(Data items)
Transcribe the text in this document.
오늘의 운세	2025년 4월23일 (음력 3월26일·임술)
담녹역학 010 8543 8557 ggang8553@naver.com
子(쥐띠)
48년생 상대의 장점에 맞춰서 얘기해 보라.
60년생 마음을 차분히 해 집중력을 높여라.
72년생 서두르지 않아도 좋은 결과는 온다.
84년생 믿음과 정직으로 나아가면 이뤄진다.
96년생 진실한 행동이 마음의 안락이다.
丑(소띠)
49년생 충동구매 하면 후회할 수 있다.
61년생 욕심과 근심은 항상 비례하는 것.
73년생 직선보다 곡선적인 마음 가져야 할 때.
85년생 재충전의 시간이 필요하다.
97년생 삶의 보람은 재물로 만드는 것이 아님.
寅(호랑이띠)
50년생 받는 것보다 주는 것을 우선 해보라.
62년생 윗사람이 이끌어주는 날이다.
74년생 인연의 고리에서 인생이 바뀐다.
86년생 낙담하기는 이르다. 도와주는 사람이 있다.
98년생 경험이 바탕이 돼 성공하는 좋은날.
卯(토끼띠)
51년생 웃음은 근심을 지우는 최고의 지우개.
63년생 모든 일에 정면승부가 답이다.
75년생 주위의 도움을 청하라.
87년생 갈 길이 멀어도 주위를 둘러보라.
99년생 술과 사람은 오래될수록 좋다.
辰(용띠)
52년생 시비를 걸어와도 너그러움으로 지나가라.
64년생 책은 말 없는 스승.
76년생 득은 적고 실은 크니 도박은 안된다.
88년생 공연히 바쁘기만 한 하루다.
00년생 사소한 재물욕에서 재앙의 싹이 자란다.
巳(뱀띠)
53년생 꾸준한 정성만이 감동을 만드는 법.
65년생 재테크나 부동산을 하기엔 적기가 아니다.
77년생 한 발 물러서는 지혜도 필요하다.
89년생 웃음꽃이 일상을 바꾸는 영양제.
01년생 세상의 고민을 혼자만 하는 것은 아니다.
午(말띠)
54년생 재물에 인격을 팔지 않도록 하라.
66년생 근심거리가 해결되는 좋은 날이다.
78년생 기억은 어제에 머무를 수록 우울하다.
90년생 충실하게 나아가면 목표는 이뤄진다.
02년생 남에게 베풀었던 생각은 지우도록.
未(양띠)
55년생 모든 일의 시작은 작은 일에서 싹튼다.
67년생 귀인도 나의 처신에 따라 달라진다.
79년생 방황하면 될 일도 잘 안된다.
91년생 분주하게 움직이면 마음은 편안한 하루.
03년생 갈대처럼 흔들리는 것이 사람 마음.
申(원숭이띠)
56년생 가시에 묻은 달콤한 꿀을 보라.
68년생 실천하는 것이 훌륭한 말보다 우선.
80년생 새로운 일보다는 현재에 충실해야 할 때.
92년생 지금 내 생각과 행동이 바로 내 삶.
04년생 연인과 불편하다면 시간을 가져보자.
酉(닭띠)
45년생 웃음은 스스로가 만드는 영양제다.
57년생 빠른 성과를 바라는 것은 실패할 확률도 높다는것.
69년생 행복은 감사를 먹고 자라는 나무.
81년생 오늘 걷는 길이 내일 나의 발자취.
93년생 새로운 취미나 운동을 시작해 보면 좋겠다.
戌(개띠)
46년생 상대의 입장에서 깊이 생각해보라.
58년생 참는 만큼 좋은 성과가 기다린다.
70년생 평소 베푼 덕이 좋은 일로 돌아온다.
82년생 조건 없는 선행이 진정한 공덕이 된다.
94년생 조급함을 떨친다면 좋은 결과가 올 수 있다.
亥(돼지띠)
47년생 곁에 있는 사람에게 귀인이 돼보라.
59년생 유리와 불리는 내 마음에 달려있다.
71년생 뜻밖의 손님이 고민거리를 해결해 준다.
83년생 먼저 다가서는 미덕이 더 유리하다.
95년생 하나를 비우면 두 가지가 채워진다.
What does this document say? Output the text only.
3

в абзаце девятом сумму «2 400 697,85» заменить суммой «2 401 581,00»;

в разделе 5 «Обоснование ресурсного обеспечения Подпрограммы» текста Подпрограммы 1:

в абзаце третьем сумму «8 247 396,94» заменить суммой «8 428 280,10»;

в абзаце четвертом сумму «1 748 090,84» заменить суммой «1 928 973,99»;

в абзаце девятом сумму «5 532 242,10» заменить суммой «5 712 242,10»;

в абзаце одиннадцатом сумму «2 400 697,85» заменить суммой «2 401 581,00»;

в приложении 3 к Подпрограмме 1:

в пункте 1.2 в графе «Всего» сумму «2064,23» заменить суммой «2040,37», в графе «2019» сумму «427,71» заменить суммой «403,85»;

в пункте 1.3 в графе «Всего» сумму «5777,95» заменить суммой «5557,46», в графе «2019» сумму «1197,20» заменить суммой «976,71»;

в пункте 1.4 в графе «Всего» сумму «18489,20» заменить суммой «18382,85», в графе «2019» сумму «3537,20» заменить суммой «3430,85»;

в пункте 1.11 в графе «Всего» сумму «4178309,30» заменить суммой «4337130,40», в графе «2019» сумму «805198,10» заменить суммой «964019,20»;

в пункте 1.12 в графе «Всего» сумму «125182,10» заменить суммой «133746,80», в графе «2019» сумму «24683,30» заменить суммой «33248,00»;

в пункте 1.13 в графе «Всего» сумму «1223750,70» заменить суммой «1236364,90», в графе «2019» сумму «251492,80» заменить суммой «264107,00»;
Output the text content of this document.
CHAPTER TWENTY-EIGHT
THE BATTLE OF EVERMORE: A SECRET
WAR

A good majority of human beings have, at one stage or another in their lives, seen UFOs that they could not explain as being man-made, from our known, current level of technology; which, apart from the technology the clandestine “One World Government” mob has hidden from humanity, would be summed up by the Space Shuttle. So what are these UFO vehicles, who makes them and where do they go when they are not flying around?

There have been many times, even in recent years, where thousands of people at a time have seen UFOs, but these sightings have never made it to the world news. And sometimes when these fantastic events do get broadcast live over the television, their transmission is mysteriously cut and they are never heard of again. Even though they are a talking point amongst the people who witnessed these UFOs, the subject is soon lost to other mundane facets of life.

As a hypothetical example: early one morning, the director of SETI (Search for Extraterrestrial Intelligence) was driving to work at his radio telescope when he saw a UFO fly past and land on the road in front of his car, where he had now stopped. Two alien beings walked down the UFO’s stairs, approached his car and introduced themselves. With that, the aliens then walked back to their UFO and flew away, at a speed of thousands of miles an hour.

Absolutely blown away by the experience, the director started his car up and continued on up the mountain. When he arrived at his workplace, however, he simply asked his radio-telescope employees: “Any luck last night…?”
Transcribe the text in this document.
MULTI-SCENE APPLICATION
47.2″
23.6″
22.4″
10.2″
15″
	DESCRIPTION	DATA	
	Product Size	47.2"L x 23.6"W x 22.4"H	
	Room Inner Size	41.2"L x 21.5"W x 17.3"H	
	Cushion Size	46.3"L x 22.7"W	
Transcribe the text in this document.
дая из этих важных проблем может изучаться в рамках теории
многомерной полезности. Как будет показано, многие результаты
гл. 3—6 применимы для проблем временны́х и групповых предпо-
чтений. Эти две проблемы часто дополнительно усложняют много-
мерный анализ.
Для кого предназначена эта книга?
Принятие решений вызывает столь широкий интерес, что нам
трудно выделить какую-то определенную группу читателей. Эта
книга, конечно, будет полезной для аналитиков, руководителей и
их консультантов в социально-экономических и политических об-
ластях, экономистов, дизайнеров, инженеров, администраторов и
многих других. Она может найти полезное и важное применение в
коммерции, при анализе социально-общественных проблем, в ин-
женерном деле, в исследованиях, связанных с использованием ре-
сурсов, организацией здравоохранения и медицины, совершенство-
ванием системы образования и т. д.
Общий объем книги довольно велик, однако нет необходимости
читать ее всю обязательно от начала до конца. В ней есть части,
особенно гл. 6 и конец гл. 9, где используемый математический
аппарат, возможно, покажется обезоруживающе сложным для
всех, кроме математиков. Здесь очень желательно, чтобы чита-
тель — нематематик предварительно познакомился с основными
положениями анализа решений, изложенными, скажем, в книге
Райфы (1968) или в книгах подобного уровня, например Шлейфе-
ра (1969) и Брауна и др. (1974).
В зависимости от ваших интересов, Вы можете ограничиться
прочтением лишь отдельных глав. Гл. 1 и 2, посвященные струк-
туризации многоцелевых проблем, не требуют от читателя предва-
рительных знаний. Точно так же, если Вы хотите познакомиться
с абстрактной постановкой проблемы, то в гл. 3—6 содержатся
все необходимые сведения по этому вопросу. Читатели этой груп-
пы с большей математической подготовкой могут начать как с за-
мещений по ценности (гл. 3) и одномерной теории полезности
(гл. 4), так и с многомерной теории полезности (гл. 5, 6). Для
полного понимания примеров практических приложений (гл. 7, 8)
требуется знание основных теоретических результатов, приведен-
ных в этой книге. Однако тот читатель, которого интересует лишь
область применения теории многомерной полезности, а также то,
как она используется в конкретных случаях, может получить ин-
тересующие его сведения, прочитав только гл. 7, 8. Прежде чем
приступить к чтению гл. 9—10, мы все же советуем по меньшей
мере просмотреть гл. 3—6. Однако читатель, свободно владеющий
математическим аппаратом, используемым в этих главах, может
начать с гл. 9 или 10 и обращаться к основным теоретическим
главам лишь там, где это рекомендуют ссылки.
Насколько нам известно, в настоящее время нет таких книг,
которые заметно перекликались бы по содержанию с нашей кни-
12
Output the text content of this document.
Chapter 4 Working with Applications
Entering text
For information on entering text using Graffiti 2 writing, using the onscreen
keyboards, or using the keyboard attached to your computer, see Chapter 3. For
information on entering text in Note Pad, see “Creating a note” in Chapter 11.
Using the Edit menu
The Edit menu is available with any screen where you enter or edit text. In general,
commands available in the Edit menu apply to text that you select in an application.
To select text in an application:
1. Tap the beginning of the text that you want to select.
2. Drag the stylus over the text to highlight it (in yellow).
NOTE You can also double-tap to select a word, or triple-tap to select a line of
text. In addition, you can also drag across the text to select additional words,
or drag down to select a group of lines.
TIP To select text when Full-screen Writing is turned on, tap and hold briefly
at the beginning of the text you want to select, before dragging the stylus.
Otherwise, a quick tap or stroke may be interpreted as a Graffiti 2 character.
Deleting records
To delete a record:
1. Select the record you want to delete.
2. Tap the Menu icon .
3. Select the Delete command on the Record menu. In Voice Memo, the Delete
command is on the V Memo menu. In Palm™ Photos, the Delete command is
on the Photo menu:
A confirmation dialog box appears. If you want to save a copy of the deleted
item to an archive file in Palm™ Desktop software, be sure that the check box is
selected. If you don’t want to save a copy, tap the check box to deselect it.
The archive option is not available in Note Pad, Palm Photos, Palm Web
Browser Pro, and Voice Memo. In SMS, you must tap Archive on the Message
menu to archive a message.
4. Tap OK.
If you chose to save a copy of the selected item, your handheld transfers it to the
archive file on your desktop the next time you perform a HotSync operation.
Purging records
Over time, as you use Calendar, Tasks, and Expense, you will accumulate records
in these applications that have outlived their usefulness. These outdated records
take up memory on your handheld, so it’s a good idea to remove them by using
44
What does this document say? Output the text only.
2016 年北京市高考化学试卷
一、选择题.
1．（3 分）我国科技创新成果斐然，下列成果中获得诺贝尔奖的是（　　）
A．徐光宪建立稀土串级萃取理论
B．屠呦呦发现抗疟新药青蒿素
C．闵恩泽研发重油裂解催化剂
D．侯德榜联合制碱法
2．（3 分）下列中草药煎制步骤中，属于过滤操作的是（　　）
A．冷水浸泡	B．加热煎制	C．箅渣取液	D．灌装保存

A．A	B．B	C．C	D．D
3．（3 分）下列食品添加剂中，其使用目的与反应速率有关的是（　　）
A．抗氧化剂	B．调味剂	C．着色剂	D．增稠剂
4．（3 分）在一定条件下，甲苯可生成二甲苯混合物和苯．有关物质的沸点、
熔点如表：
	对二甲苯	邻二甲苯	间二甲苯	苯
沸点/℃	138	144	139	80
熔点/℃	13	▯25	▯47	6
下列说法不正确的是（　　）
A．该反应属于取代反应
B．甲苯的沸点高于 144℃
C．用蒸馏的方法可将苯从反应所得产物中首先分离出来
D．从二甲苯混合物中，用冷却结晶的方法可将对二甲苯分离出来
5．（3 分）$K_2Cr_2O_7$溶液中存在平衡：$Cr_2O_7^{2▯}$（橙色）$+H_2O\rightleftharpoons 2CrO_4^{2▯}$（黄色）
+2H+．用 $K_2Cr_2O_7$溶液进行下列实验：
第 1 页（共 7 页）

WORK TO COMPLETE: Only lines with the word "Palm" are wanted, so copy each one from the records.

RESPONSE TO THIS TASK:
command is on the V Memo menu. In Palm™ Photos, the Delete command is
item to an archive file in Palm™ Desktop software, be sure that the check box is
The archive option is not available in Note Pad, Palm Photos, Palm Web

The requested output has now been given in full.